◆ Task details: Pull each line holding the word "Kuna" from the data.
++++ Record set ++++
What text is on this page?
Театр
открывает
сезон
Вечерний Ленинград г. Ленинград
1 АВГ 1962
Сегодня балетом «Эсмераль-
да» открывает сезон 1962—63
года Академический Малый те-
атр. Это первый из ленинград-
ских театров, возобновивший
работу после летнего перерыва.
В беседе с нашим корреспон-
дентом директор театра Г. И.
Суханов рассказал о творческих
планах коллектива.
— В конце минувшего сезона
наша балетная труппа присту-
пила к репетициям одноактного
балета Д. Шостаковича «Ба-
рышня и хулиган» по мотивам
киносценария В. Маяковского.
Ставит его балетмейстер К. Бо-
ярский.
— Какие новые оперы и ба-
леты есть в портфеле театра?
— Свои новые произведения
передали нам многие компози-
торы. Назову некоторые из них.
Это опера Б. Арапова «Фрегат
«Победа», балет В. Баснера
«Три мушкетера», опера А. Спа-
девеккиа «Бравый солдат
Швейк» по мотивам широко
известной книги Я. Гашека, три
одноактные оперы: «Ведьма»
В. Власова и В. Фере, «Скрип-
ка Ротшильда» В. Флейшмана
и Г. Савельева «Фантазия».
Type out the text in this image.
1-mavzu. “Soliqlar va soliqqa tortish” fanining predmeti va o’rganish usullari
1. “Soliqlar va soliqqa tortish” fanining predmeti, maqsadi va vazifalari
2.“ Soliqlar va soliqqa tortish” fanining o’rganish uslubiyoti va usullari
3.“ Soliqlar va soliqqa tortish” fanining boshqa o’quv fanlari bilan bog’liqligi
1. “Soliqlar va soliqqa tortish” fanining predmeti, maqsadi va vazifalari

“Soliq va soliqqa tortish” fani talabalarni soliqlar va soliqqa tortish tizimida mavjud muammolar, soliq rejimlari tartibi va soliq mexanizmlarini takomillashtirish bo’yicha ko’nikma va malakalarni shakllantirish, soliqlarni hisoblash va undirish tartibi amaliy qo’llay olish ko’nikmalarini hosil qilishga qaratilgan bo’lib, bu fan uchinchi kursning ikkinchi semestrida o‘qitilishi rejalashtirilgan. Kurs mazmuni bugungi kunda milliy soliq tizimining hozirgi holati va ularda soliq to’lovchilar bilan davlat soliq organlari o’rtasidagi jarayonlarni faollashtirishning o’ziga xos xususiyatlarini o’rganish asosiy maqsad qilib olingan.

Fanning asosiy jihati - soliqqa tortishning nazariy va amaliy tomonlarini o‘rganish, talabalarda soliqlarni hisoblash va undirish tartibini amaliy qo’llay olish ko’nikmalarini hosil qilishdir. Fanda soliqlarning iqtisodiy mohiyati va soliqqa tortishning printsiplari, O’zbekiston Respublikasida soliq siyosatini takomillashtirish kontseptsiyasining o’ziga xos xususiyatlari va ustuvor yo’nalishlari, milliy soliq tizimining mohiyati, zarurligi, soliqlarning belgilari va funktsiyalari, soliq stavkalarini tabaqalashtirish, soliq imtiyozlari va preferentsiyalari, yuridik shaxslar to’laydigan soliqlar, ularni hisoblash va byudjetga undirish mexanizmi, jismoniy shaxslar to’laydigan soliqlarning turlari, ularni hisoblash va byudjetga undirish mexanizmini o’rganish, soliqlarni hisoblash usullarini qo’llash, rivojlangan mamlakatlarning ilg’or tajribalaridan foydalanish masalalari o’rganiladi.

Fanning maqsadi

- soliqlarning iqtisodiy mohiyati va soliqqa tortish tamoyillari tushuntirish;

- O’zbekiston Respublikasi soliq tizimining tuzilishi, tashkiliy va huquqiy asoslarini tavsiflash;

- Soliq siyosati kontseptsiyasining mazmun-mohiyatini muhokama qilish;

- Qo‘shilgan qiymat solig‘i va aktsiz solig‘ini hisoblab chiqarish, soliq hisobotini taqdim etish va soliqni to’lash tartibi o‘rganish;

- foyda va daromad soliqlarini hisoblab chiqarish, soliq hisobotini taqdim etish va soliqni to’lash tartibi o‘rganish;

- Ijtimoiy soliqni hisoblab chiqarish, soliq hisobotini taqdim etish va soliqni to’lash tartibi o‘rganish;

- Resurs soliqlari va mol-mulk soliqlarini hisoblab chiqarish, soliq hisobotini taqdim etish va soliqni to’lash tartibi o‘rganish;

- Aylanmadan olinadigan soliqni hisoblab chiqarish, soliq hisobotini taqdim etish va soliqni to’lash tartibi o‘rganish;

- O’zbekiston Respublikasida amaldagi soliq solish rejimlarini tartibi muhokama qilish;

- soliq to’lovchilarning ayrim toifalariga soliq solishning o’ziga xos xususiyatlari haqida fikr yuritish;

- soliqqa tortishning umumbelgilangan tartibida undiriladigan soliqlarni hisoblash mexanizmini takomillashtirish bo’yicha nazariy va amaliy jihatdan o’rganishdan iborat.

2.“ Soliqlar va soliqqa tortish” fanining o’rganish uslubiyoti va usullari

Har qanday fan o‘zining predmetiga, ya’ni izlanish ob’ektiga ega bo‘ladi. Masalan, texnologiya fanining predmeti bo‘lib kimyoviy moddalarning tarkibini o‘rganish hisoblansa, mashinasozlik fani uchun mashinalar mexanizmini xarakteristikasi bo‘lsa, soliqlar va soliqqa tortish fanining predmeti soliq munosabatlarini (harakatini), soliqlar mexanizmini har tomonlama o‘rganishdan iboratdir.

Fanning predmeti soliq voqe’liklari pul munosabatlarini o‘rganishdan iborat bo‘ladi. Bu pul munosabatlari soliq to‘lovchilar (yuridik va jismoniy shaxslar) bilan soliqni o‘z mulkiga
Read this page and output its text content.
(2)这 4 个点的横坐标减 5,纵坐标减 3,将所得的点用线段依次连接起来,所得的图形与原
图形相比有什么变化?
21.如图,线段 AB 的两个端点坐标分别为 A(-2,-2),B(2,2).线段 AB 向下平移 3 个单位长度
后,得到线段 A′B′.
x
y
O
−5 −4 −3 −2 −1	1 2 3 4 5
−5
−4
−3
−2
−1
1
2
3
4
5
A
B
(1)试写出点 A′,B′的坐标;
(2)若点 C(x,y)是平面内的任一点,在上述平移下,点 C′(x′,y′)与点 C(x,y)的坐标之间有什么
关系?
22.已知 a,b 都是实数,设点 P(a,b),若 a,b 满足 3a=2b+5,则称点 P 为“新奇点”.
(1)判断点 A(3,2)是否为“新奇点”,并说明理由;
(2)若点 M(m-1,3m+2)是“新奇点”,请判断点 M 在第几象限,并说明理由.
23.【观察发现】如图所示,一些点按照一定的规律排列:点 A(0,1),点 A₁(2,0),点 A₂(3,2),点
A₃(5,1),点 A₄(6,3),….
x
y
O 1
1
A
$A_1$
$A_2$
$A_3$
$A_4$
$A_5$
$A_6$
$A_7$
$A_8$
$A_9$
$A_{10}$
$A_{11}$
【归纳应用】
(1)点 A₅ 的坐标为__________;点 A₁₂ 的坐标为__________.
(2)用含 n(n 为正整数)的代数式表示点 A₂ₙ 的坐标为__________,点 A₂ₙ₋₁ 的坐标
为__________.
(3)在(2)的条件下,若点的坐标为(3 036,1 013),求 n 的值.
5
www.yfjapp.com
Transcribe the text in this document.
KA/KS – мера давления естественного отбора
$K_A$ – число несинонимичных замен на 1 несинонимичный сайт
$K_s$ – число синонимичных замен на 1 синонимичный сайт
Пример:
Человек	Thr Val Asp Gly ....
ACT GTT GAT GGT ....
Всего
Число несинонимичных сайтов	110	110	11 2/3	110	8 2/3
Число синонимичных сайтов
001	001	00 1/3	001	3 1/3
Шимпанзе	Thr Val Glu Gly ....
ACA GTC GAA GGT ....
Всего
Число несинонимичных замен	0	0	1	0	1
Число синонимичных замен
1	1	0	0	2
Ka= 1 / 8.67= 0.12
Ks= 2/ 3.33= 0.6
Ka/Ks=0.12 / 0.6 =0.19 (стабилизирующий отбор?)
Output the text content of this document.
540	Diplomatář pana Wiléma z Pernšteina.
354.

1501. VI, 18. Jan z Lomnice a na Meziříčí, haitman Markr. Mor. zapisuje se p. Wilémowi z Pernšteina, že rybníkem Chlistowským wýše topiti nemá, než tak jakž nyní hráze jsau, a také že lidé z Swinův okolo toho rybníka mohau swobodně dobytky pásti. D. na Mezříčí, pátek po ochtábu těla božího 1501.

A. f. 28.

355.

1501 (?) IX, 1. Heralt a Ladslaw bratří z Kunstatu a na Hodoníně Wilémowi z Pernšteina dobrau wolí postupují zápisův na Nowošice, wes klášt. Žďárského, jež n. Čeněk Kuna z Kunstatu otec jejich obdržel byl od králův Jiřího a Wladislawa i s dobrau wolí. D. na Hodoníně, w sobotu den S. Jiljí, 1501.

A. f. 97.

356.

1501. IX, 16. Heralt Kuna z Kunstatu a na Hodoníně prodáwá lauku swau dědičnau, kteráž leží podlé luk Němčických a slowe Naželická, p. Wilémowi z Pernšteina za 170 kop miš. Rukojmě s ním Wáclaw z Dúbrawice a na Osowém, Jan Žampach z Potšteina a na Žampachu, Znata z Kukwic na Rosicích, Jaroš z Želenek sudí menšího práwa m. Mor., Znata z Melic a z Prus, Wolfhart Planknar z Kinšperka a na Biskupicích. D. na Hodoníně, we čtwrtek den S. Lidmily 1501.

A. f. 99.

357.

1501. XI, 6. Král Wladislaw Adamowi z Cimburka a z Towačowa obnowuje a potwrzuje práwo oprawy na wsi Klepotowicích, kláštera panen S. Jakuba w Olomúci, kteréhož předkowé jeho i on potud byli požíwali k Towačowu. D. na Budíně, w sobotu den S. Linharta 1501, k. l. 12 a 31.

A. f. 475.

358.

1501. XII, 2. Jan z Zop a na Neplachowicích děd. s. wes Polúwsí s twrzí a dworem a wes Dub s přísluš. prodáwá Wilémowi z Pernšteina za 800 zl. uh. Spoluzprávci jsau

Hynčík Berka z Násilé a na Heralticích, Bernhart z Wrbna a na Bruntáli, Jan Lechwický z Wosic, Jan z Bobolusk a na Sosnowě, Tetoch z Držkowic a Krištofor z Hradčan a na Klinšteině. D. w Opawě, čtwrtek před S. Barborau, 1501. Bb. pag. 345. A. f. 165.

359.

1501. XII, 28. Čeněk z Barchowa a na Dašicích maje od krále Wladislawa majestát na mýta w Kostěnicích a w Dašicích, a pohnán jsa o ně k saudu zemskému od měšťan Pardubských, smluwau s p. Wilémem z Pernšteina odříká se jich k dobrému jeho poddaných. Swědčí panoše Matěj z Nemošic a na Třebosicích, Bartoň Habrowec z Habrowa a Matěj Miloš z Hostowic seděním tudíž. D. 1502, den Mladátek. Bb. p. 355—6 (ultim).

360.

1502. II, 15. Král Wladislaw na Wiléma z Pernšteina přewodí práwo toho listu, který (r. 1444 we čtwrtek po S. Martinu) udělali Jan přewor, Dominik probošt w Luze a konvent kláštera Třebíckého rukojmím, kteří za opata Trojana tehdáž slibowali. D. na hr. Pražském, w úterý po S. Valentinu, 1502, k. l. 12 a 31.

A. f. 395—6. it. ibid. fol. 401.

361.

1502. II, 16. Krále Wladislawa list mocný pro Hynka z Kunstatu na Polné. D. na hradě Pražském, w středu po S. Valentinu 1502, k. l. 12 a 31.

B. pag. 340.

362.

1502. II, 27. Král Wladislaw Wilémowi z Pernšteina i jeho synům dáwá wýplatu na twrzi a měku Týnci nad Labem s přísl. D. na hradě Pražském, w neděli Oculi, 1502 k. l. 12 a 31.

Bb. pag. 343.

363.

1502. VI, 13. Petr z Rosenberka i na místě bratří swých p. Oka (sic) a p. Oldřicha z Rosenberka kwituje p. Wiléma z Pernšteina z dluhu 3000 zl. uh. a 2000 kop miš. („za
++++
◆ Solution below:
1501 (?) IX, 1. Heralt a Ladslaw bratří z Kunstatu a na Hodoníně Wilémowi z Pernšteina dobrau wolí postupují zápisův na Nowošice, wes klášt. Žďárského, jež n. Čeněk Kuna z Kunstatu otec jejich obdržel byl od králův Jiřího a Wladislawa i s dobrau wolí. D. na Hodoníně, w sobotu den S. Jiljí, 1501.
1501. IX, 16. Heralt Kuna z Kunstatu a na Hodoníně prodáwá lauku swau dědičnau, kteráž leží podlé luk Němčických a slowe Naželická, p. Wilémowi z Pernšteina za 170 kop miš. Rukojmě s ním Wáclaw z Dúbrawice a na Osowém, Jan Žampach z Potšteina a na Žampachu, Znata z Kukwic na Rosicích, Jaroš z Želenek sudí menšího práwa m. Mor., Znata z Melic a z Prus, Wolfhart Planknar z Kinšperka a na Biskupicích. D. na Hodoníně, we čtwrtek den S. Lidmily 1501.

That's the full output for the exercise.